▶ _WHAT THIS TASK INVOLVES_: Wherever a line below holds the word "Декілька", copy that line.
— Start —
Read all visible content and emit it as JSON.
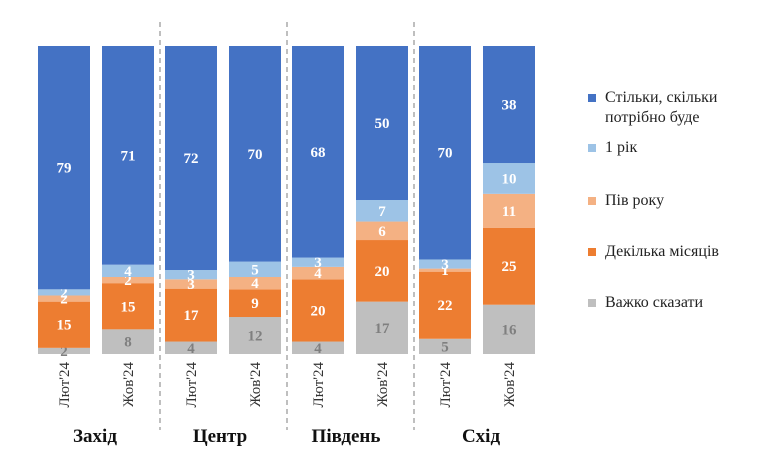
{
  "chart_data": {
    "type": "bar",
    "stacked": true,
    "categories": [
      "Лют'24",
      "Жов'24",
      "Лют'24",
      "Жов'24",
      "Лют'24",
      "Жов'24",
      "Лют'24",
      "Жов'24"
    ],
    "groups": [
      {
        "label": "Захід",
        "indices": [
          0,
          1
        ]
      },
      {
        "label": "Центр",
        "indices": [
          2,
          3
        ]
      },
      {
        "label": "Південь",
        "indices": [
          4,
          5
        ]
      },
      {
        "label": "Схід",
        "indices": [
          6,
          7
        ]
      }
    ],
    "series": [
      {
        "name": "Важко сказати",
        "color": "#bfbfbf",
        "label_color": "#7f7f7f",
        "values": [
          2,
          8,
          4,
          12,
          4,
          17,
          5,
          16
        ]
      },
      {
        "name": "Декілька місяців",
        "color": "#ed7d31",
        "label_color": "#ffffff",
        "values": [
          15,
          15,
          17,
          9,
          20,
          20,
          22,
          25
        ]
      },
      {
        "name": "Пів року",
        "color": "#f4b183",
        "label_color": "#ffffff",
        "values": [
          2,
          2,
          3,
          4,
          4,
          6,
          1,
          11
        ]
      },
      {
        "name": "1 рік",
        "color": "#9dc3e6",
        "label_color": "#ffffff",
        "values": [
          2,
          4,
          3,
          5,
          3,
          7,
          3,
          10
        ]
      },
      {
        "name": "Стільки, скільки потрібно буде",
        "color": "#4472c4",
        "label_color": "#ffffff",
        "values": [
          79,
          71,
          72,
          70,
          68,
          50,
          70,
          38
        ]
      }
    ],
    "legend": {
      "position": "right",
      "order": [
        4,
        3,
        2,
        1,
        0
      ],
      "wrapped_labels": [
        [
          "Стільки, скільки",
          "потрібно буде"
        ],
        [
          "1 рік"
        ],
        [
          "Пів року"
        ],
        [
          "Декілька місяців"
        ],
        [
          "Важко сказати"
        ]
      ]
    },
    "ylim": [
      0,
      100
    ],
    "grid": false
  }
}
— End —
▶ _RESPONSE TO THIS TASK_:
        "name": "Декілька місяців",
          "Декілька місяців"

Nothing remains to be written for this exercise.